- **EXERCISE DESCRIPTION**
Please determine how many lines of the material include the word "productos", and respond with nothing but that number.

- **INFORMATION SHOWN**
_ _ _ _ _ _ _
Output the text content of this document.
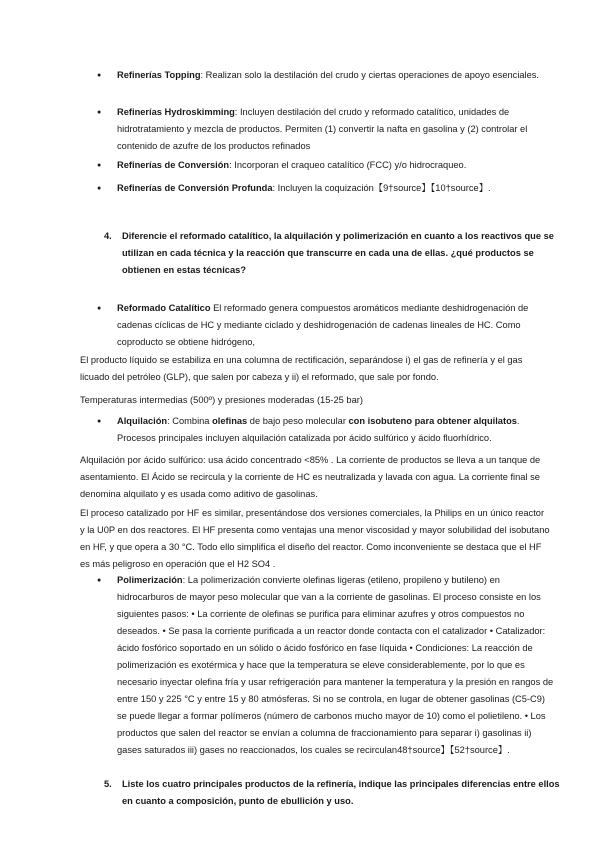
● Refinerías Topping: Realizan solo la destilación del crudo y ciertas operaciones de apoyo esenciales.
● Refinerías Hydroskimming: Incluyen destilación del crudo y reformado catalítico, unidades de hidrotratamiento y mezcla de productos. Permiten (1) convertir la nafta en gasolina y (2) controlar el contenido de azufre de los productos refinados
● Refinerías de Conversión: Incorporan el craqueo catalítico (FCC) y/o hidrocraqueo.
● Refinerías de Conversión Profunda: Incluyen la coquización【9†source】【10†source】.
4. Diferencie el reformado catalítico, la alquilación y polimerización en cuanto a los reactivos que se utilizan en cada técnica y la reacción que transcurre en cada una de ellas. ¿qué productos se obtienen en estas técnicas?
● Reformado Catalítico El reformado genera compuestos aromáticos mediante deshidrogenación de cadenas cíclicas de HC y mediante ciclado y deshidrogenación de cadenas lineales de HC. Como coproducto se obtiene hidrógeno,
El producto líquido se estabiliza en una columna de rectificación, separándose i) el gas de refinería y el gas licuado del petróleo (GLP), que salen por cabeza y ii) el reformado, que sale por fondo.
Temperaturas intermedias (500º) y presiones moderadas (15-25 bar)
● Alquilación: Combina olefinas de bajo peso molecular con isobuteno para obtener alquilatos. Procesos principales incluyen alquilación catalizada por ácido sulfúrico y ácido fluorhídrico.
Alquilación por ácido sulfúrico: usa ácido concentrado <85% . La corriente de productos se lleva a un tanque de asentamiento. El Ácido se recircula y la corriente de HC es neutralizada y lavada con agua. La corriente final se denomina alquilato y es usada como aditivo de gasolinas.
El proceso catalizado por HF es similar, presentándose dos versiones comerciales, la Philips en un único reactor y la U0P en dos reactores. El HF presenta como ventajas una menor viscosidad y mayor solubilidad del isobutano en HF, y que opera a 30 °C. Todo ello simplifica el diseño del reactor. Como inconveniente se destaca que el HF es más peligroso en operación que el H2 SO4 .
● Polimerización: La polimerización convierte olefinas ligeras (etileno, propileno y butileno) en hidrocarburos de mayor peso molecular que van a la corriente de gasolinas. El proceso consiste en los siguientes pasos: • La corriente de olefinas se purifica para eliminar azufres y otros compuestos no deseados. • Se pasa la corriente purificada a un reactor donde contacta con el catalizador • Catalizador: ácido fosfórico soportado en un sólido o ácido fosfórico en fase líquida • Condiciones: La reacción de polimerización es exotérmica y hace que la temperatura se eleve considerablemente, por lo que es necesario inyectar olefina fría y usar refrigeración para mantener la temperatura y la presión en rangos de entre 150 y 225 °C y entre 15 y 80 atmósferas. Si no se controla, en lugar de obtener gasolinas (C5-C9) se puede llegar a formar polímeros (número de carbonos mucho mayor de 10) como el polietileno. • Los productos que salen del reactor se envían a columna de fraccionamiento para separar i) gasolinas ii) gases saturados iii) gases no reaccionados, los cuales se recirculan48†source】【52†source】.
5. Liste los cuatro principales productos de la refinería, indique las principales diferencias entre ellos en cuanto a composición, punto de ebullición y uso.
_ _ _ _ _ _ _
- **SOLVED EXERCISE**
5